Restate each of the lines given below, word for word.

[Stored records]
........

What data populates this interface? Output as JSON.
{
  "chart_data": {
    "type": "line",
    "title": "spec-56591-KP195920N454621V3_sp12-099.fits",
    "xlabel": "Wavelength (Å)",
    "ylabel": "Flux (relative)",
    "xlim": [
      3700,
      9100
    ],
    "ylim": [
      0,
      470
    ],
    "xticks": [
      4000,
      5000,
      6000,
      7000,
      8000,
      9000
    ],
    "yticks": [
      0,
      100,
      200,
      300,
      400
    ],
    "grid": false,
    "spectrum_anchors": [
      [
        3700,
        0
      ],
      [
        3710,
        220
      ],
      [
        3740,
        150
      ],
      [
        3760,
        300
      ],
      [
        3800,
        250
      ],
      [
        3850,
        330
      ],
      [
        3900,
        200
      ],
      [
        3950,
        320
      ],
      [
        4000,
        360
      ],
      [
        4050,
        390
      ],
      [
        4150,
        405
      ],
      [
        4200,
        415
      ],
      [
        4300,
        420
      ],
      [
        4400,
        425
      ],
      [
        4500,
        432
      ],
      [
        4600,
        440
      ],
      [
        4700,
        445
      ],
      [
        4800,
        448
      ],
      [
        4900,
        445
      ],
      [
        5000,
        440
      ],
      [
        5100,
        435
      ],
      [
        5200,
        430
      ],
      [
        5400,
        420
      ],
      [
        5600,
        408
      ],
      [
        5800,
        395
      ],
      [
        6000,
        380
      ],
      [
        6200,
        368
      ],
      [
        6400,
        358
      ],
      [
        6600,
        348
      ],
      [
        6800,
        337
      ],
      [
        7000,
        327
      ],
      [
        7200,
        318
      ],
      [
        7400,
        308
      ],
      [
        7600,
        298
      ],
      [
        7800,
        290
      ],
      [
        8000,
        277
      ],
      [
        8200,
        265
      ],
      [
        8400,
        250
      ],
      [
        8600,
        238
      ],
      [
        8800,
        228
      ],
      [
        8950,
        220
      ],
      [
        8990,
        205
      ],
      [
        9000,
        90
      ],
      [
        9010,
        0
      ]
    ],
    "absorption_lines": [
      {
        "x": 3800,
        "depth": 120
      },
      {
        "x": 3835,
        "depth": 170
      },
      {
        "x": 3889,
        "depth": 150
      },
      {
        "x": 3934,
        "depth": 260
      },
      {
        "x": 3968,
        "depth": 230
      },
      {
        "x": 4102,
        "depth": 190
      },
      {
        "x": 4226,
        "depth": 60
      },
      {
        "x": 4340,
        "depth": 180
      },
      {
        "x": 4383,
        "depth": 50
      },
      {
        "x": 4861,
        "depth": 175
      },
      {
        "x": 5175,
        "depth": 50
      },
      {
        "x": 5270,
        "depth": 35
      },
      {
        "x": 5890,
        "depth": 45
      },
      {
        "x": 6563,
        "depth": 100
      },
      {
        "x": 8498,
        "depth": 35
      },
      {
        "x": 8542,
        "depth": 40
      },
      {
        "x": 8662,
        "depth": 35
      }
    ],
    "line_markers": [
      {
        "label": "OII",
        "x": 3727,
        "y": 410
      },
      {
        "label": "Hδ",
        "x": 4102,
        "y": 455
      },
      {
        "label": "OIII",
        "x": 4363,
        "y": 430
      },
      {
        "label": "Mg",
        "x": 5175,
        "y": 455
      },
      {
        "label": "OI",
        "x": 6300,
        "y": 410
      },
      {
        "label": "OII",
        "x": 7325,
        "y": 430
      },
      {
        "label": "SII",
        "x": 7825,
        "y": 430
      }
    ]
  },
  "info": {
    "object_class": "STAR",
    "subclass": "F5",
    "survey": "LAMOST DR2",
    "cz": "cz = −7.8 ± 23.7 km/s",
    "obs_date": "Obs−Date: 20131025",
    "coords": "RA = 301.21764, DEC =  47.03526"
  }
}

........

SOLUTION TO THIS PROBLEM >>
What data populates this interface? Output as JSON.
{
  "chart_data": {
    "type": "line",
    "title": "spec-56591-KP195920N454621V3_sp12-099.fits",
    "xlabel": "Wavelength (Å)",
    "ylabel": "Flux (relative)",
    "xlim": [
      3700,
      9100
    ],
    "ylim": [
      0,
      470
    ],
    "xticks": [
      4000,
      5000,
      6000,
      7000,
      8000,
      9000
    ],
    "yticks": [
      0,
      100,
      200,
      300,
      400
    ],
    "grid": false,
    "spectrum_anchors": [
      [
        3700,
        0
      ],
      [
        3710,
        220
      ],
      [
        3740,
        150
      ],
      [
        3760,
        300
      ],
      [
        3800,
        250
      ],
      [
        3850,
        330
      ],
      [
        3900,
        200
      ],
      [
        3950,
        320
      ],
      [
        4000,
        360
      ],
      [
        4050,
        390
      ],
      [
        4150,
        405
      ],
      [
        4200,
        415
      ],
      [
        4300,
        420
      ],
      [
        4400,
        425
      ],
      [
        4500,
        432
      ],
      [
        4600,
        440
      ],
      [
        4700,
        445
      ],
      [
        4800,
        448
      ],
      [
        4900,
        445
      ],
      [
        5000,
        440
      ],
      [
        5100,
        435
      ],
      [
        5200,
        430
      ],
      [
        5400,
        420
      ],
      [
        5600,
        408
      ],
      [
        5800,
        395
      ],
      [
        6000,
        380
      ],
      [
        6200,
        368
      ],
      [
        6400,
        358
      ],
      [
        6600,
        348
      ],
      [
        6800,
        337
      ],
      [
        7000,
        327
      ],
      [
        7200,
        318
      ],
      [
        7400,
        308
      ],
      [
        7600,
        298
      ],
      [
        7800,
        290
      ],
      [
        8000,
        277
      ],
      [
        8200,
        265
      ],
      [
        8400,
        250
      ],
      [
        8600,
        238
      ],
      [
        8800,
        228
      ],
      [
        8950,
        220
      ],
      [
        8990,
        205
      ],
      [
        9000,
        90
      ],
      [
        9010,
        0
      ]
    ],
    "absorption_lines": [
      {
        "x": 3800,
        "depth": 120
      },
      {
        "x": 3835,
        "depth": 170
      },
      {
        "x": 3889,
        "depth": 150
      },
      {
        "x": 3934,
        "depth": 260
      },
      {
        "x": 3968,
        "depth": 230
      },
      {
        "x": 4102,
        "depth": 190
      },
      {
        "x": 4226,
        "depth": 60
      },
      {
        "x": 4340,
        "depth": 180
      },
      {
        "x": 4383,
        "depth": 50
      },
      {
        "x": 4861,
        "depth": 175
      },
      {
        "x": 5175,
        "depth": 50
      },
      {
        "x": 5270,
        "depth": 35
      },
      {
        "x": 5890,
        "depth": 45
      },
      {
        "x": 6563,
        "depth": 100
      },
      {
        "x": 8498,
        "depth": 35
      },
      {
        "x": 8542,
        "depth": 40
      },
      {
        "x": 8662,
        "depth": 35
      }
    ],
    "line_markers": [
      {
        "label": "OII",
        "x": 3727,
        "y": 410
      },
      {
        "label": "Hδ",
        "x": 4102,
        "y": 455
      },
      {
        "label": "OIII",
        "x": 4363,
        "y": 430
      },
      {
        "label": "Mg",
        "x": 5175,
        "y": 455
      },
      {
        "label": "OI",
        "x": 6300,
        "y": 410
      },
      {
        "label": "OII",
        "x": 7325,
        "y": 430
      },
      {
        "label": "SII",
        "x": 7825,
        "y": 430
      }
    ]
  },
  "info": {
    "object_class": "STAR",
    "subclass": "F5",
    "survey": "LAMOST DR2",
    "cz": "cz = −7.8 ± 23.7 km/s",
    "obs_date": "Obs−Date: 20131025",
    "coords": "RA = 301.21764, DEC =  47.03526"
  }
}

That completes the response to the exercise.